▶ Entries from a visual dataset
----

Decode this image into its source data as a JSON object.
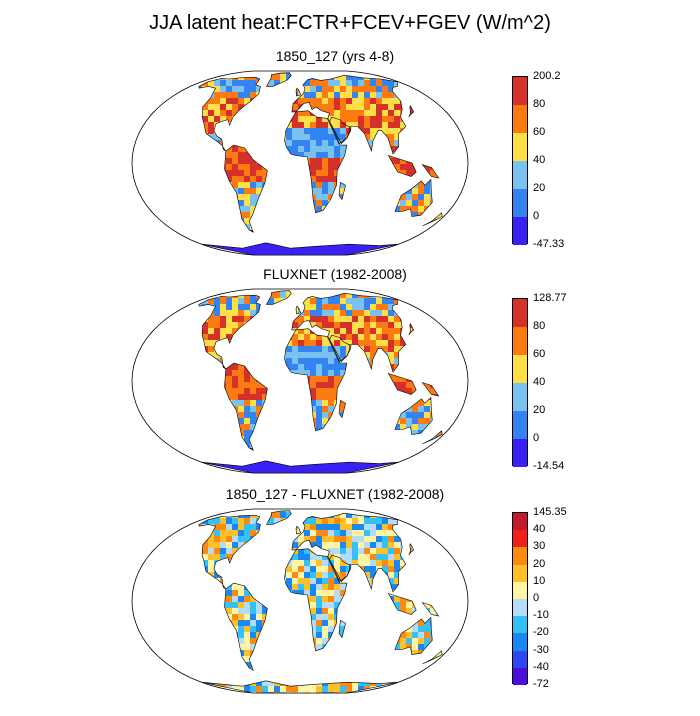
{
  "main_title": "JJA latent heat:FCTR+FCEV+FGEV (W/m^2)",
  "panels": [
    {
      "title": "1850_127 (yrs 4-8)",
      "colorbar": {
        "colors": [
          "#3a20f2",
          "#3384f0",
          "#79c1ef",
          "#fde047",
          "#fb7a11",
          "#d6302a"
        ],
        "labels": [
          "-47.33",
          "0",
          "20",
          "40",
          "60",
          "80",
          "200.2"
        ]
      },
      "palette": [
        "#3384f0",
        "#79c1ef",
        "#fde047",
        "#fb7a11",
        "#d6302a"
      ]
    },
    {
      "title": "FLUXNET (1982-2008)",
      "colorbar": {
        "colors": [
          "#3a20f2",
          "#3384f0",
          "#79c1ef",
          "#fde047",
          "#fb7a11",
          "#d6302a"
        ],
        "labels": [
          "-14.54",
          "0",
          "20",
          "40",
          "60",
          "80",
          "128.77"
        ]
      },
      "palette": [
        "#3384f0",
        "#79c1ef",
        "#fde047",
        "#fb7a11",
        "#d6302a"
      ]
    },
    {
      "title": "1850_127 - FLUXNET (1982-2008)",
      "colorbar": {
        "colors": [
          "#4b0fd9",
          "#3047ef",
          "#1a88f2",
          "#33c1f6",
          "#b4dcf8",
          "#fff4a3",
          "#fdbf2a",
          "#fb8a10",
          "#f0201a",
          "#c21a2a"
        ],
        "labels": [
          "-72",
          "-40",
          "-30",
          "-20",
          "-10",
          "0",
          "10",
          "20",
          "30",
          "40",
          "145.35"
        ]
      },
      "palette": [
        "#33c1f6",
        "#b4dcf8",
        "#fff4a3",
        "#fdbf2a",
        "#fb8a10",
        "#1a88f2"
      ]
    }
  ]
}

----

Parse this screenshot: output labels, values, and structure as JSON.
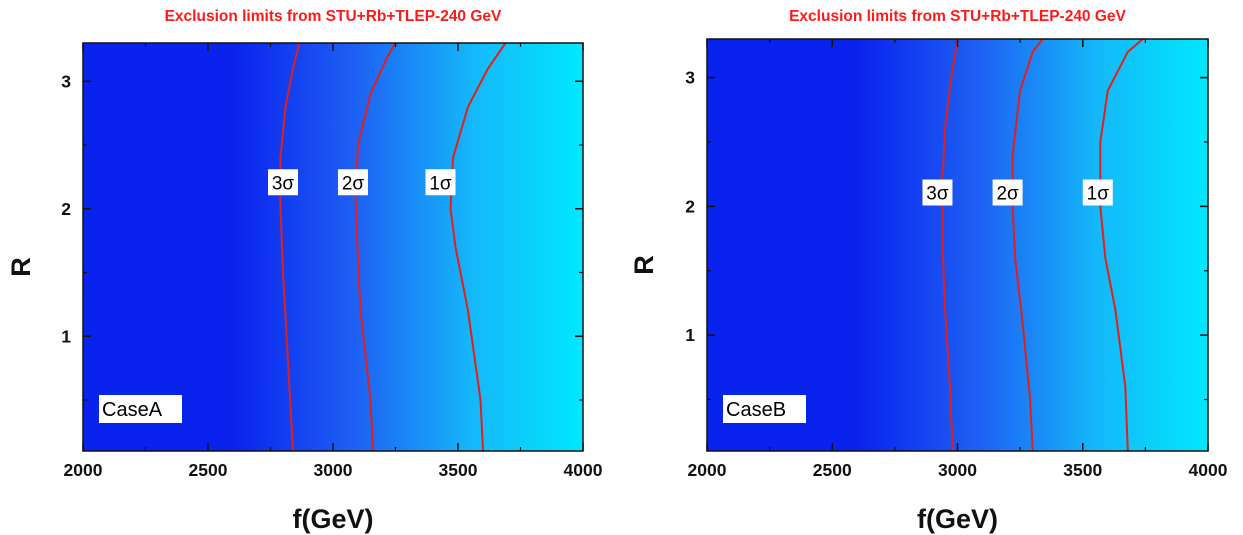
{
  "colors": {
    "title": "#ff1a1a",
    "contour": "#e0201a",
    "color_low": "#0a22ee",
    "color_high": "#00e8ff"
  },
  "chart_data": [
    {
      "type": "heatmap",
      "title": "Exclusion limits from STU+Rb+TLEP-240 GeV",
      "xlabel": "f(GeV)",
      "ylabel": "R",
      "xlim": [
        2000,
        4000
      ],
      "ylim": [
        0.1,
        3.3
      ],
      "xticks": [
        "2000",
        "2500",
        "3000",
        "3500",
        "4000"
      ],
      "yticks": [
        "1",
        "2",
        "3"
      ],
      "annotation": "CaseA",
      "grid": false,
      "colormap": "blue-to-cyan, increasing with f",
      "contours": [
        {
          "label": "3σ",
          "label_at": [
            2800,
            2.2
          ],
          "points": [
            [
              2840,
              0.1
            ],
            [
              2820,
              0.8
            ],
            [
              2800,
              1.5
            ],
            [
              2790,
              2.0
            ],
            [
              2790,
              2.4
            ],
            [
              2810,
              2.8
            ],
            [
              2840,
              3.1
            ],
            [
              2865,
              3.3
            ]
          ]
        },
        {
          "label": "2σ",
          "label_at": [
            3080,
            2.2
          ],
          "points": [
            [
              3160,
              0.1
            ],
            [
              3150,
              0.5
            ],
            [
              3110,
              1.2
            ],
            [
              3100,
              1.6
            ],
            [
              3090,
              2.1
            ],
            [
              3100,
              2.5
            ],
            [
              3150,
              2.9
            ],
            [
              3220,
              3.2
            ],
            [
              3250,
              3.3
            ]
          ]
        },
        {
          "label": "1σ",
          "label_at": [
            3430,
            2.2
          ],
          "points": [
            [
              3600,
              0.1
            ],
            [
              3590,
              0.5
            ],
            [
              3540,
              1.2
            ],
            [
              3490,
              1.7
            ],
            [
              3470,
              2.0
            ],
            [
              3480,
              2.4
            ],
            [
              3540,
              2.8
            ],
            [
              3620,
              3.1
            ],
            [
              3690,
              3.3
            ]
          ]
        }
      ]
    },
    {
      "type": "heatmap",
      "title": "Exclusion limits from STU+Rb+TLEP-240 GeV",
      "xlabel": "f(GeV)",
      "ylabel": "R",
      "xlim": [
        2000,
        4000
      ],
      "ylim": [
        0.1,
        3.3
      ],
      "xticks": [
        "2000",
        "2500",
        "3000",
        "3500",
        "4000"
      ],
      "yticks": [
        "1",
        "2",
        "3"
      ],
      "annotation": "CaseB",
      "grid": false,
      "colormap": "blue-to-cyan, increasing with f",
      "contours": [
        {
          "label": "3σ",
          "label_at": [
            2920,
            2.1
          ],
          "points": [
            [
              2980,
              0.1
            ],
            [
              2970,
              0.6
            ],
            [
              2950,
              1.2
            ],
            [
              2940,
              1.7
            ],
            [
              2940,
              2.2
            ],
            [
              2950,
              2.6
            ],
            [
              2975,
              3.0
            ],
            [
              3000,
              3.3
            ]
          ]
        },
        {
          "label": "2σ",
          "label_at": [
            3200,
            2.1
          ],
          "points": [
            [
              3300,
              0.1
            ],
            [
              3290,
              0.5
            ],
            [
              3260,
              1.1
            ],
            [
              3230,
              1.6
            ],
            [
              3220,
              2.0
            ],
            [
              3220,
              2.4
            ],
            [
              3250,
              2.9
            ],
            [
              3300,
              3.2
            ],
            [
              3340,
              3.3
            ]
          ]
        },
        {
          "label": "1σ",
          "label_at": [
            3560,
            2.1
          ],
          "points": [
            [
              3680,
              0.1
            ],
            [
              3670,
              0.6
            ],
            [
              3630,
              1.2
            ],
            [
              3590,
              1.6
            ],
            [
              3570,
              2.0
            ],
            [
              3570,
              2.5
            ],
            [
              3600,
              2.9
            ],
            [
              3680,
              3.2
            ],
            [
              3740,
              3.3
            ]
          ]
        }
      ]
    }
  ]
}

----

List every line above that holds the word "JSON".

▶ Full output
Decode this image into its source data as a JSON object.
Parse this screenshot: output labels, values, and structure as JSON.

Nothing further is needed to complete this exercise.